Given records
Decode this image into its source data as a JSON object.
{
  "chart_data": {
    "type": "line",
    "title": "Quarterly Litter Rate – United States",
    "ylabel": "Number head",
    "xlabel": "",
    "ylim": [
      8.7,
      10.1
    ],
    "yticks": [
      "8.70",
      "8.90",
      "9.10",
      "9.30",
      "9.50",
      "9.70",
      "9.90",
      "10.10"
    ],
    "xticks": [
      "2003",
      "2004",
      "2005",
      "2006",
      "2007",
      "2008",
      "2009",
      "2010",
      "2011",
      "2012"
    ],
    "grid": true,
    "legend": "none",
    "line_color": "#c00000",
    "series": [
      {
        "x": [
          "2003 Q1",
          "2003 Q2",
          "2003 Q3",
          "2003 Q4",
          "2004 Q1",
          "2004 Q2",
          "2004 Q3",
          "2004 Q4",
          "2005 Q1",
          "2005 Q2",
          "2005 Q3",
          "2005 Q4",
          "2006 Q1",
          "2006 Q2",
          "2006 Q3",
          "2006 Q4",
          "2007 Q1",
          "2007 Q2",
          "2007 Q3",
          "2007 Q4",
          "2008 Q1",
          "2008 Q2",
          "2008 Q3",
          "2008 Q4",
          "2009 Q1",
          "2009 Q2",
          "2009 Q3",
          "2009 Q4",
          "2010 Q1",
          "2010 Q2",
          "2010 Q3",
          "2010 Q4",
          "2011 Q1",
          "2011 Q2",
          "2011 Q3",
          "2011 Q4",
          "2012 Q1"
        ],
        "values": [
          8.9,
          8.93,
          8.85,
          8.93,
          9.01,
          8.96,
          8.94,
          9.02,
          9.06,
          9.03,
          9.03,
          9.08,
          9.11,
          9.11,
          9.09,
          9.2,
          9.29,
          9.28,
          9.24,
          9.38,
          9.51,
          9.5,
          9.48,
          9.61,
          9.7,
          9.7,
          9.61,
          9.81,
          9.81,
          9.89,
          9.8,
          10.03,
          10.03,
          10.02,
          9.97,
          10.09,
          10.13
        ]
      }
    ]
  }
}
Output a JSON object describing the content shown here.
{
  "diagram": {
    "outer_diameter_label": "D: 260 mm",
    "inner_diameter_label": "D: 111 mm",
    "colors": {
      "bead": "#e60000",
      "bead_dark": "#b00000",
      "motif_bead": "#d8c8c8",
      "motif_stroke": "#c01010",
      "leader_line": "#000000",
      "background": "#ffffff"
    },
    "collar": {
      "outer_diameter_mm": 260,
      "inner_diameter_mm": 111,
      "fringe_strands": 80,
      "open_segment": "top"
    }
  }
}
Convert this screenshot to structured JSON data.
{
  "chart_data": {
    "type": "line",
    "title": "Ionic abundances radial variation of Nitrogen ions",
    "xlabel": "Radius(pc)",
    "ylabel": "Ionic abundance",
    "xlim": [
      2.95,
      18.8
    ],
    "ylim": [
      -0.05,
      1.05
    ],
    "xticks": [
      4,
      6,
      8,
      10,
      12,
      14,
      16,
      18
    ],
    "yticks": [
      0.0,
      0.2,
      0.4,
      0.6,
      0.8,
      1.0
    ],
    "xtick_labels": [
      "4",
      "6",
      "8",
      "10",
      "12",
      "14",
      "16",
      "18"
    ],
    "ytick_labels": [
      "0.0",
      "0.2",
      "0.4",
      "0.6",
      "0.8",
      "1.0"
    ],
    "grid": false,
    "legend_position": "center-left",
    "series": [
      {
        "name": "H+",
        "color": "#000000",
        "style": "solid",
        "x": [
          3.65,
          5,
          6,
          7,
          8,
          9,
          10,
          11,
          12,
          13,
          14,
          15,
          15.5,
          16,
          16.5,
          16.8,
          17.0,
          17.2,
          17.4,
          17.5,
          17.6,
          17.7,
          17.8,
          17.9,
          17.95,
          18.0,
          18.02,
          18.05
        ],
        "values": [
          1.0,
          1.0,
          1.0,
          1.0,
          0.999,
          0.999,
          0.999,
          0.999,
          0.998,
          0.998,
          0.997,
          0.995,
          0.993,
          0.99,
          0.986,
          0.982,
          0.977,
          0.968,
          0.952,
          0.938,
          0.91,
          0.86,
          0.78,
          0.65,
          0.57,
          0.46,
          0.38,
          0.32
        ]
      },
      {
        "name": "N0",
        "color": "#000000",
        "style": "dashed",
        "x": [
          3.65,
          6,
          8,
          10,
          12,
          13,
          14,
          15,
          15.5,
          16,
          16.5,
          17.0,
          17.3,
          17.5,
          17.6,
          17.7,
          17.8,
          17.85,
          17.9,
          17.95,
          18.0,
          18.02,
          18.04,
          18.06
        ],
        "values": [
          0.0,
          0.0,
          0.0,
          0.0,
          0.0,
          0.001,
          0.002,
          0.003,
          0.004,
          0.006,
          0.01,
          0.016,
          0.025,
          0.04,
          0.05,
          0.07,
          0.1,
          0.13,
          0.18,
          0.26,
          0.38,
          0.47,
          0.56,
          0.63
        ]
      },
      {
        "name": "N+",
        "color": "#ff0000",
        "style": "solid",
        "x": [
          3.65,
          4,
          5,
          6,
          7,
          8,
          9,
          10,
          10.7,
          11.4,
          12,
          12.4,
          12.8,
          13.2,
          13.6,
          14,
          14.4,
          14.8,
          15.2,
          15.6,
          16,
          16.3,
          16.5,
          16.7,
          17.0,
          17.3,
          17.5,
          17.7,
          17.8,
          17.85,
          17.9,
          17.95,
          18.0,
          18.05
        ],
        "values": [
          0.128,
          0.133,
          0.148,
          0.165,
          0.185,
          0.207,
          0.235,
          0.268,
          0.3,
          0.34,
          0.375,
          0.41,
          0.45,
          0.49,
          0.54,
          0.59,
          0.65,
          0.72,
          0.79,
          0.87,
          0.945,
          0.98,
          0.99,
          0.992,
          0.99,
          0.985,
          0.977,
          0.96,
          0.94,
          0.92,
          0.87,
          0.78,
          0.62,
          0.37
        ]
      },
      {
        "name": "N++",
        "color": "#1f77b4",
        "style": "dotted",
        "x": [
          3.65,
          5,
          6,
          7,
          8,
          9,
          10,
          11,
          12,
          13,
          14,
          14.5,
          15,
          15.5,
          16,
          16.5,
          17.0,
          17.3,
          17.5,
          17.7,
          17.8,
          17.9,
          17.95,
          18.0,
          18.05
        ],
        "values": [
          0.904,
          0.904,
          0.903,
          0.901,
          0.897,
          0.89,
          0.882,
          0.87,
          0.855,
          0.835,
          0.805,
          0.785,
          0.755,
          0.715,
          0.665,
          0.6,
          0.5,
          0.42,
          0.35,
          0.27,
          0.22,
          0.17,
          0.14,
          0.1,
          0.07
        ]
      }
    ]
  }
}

What you are asked to do
Word for word, write out the data.

Full answer
Decode this image into its source data as a JSON object.
{
  "chart_data": {
    "type": "line",
    "title": "Quarterly Litter Rate – United States",
    "ylabel": "Number head",
    "xlabel": "",
    "ylim": [
      8.7,
      10.1
    ],
    "yticks": [
      "8.70",
      "8.90",
      "9.10",
      "9.30",
      "9.50",
      "9.70",
      "9.90",
      "10.10"
    ],
    "xticks": [
      "2003",
      "2004",
      "2005",
      "2006",
      "2007",
      "2008",
      "2009",
      "2010",
      "2011",
      "2012"
    ],
    "grid": true,
    "legend": "none",
    "line_color": "#c00000",
    "series": [
      {
        "x": [
          "2003 Q1",
          "2003 Q2",
          "2003 Q3",
          "2003 Q4",
          "2004 Q1",
          "2004 Q2",
          "2004 Q3",
          "2004 Q4",
          "2005 Q1",
          "2005 Q2",
          "2005 Q3",
          "2005 Q4",
          "2006 Q1",
          "2006 Q2",
          "2006 Q3",
          "2006 Q4",
          "2007 Q1",
          "2007 Q2",
          "2007 Q3",
          "2007 Q4",
          "2008 Q1",
          "2008 Q2",
          "2008 Q3",
          "2008 Q4",
          "2009 Q1",
          "2009 Q2",
          "2009 Q3",
          "2009 Q4",
          "2010 Q1",
          "2010 Q2",
          "2010 Q3",
          "2010 Q4",
          "2011 Q1",
          "2011 Q2",
          "2011 Q3",
          "2011 Q4",
          "2012 Q1"
        ],
        "values": [
          8.9,
          8.93,
          8.85,
          8.93,
          9.01,
          8.96,
          8.94,
          9.02,
          9.06,
          9.03,
          9.03,
          9.08,
          9.11,
          9.11,
          9.09,
          9.2,
          9.29,
          9.28,
          9.24,
          9.38,
          9.51,
          9.5,
          9.48,
          9.61,
          9.7,
          9.7,
          9.61,
          9.81,
          9.81,
          9.89,
          9.8,
          10.03,
          10.03,
          10.02,
          9.97,
          10.09,
          10.13
        ]
      }
    ]
  }
}
Output a JSON object describing the content shown here.
{
  "diagram": {
    "outer_diameter_label": "D: 260 mm",
    "inner_diameter_label": "D: 111 mm",
    "colors": {
      "bead": "#e60000",
      "bead_dark": "#b00000",
      "motif_bead": "#d8c8c8",
      "motif_stroke": "#c01010",
      "leader_line": "#000000",
      "background": "#ffffff"
    },
    "collar": {
      "outer_diameter_mm": 260,
      "inner_diameter_mm": 111,
      "fringe_strands": 80,
      "open_segment": "top"
    }
  }
}
Convert this screenshot to structured JSON data.
{
  "chart_data": {
    "type": "line",
    "title": "Ionic abundances radial variation of Nitrogen ions",
    "xlabel": "Radius(pc)",
    "ylabel": "Ionic abundance",
    "xlim": [
      2.95,
      18.8
    ],
    "ylim": [
      -0.05,
      1.05
    ],
    "xticks": [
      4,
      6,
      8,
      10,
      12,
      14,
      16,
      18
    ],
    "yticks": [
      0.0,
      0.2,
      0.4,
      0.6,
      0.8,
      1.0
    ],
    "xtick_labels": [
      "4",
      "6",
      "8",
      "10",
      "12",
      "14",
      "16",
      "18"
    ],
    "ytick_labels": [
      "0.0",
      "0.2",
      "0.4",
      "0.6",
      "0.8",
      "1.0"
    ],
    "grid": false,
    "legend_position": "center-left",
    "series": [
      {
        "name": "H+",
        "color": "#000000",
        "style": "solid",
        "x": [
          3.65,
          5,
          6,
          7,
          8,
          9,
          10,
          11,
          12,
          13,
          14,
          15,
          15.5,
          16,
          16.5,
          16.8,
          17.0,
          17.2,
          17.4,
          17.5,
          17.6,
          17.7,
          17.8,
          17.9,
          17.95,
          18.0,
          18.02,
          18.05
        ],
        "values": [
          1.0,
          1.0,
          1.0,
          1.0,
          0.999,
          0.999,
          0.999,
          0.999,
          0.998,
          0.998,
          0.997,
          0.995,
          0.993,
          0.99,
          0.986,
          0.982,
          0.977,
          0.968,
          0.952,
          0.938,
          0.91,
          0.86,
          0.78,
          0.65,
          0.57,
          0.46,
          0.38,
          0.32
        ]
      },
      {
        "name": "N0",
        "color": "#000000",
        "style": "dashed",
        "x": [
          3.65,
          6,
          8,
          10,
          12,
          13,
          14,
          15,
          15.5,
          16,
          16.5,
          17.0,
          17.3,
          17.5,
          17.6,
          17.7,
          17.8,
          17.85,
          17.9,
          17.95,
          18.0,
          18.02,
          18.04,
          18.06
        ],
        "values": [
          0.0,
          0.0,
          0.0,
          0.0,
          0.0,
          0.001,
          0.002,
          0.003,
          0.004,
          0.006,
          0.01,
          0.016,
          0.025,
          0.04,
          0.05,
          0.07,
          0.1,
          0.13,
          0.18,
          0.26,
          0.38,
          0.47,
          0.56,
          0.63
        ]
      },
      {
        "name": "N+",
        "color": "#ff0000",
        "style": "solid",
        "x": [
          3.65,
          4,
          5,
          6,
          7,
          8,
          9,
          10,
          10.7,
          11.4,
          12,
          12.4,
          12.8,
          13.2,
          13.6,
          14,
          14.4,
          14.8,
          15.2,
          15.6,
          16,
          16.3,
          16.5,
          16.7,
          17.0,
          17.3,
          17.5,
          17.7,
          17.8,
          17.85,
          17.9,
          17.95,
          18.0,
          18.05
        ],
        "values": [
          0.128,
          0.133,
          0.148,
          0.165,
          0.185,
          0.207,
          0.235,
          0.268,
          0.3,
          0.34,
          0.375,
          0.41,
          0.45,
          0.49,
          0.54,
          0.59,
          0.65,
          0.72,
          0.79,
          0.87,
          0.945,
          0.98,
          0.99,
          0.992,
          0.99,
          0.985,
          0.977,
          0.96,
          0.94,
          0.92,
          0.87,
          0.78,
          0.62,
          0.37
        ]
      },
      {
        "name": "N++",
        "color": "#1f77b4",
        "style": "dotted",
        "x": [
          3.65,
          5,
          6,
          7,
          8,
          9,
          10,
          11,
          12,
          13,
          14,
          14.5,
          15,
          15.5,
          16,
          16.5,
          17.0,
          17.3,
          17.5,
          17.7,
          17.8,
          17.9,
          17.95,
          18.0,
          18.05
        ],
        "values": [
          0.904,
          0.904,
          0.903,
          0.901,
          0.897,
          0.89,
          0.882,
          0.87,
          0.855,
          0.835,
          0.805,
          0.785,
          0.755,
          0.715,
          0.665,
          0.6,
          0.5,
          0.42,
          0.35,
          0.27,
          0.22,
          0.17,
          0.14,
          0.1,
          0.07
        ]
      }
    ]
  }
}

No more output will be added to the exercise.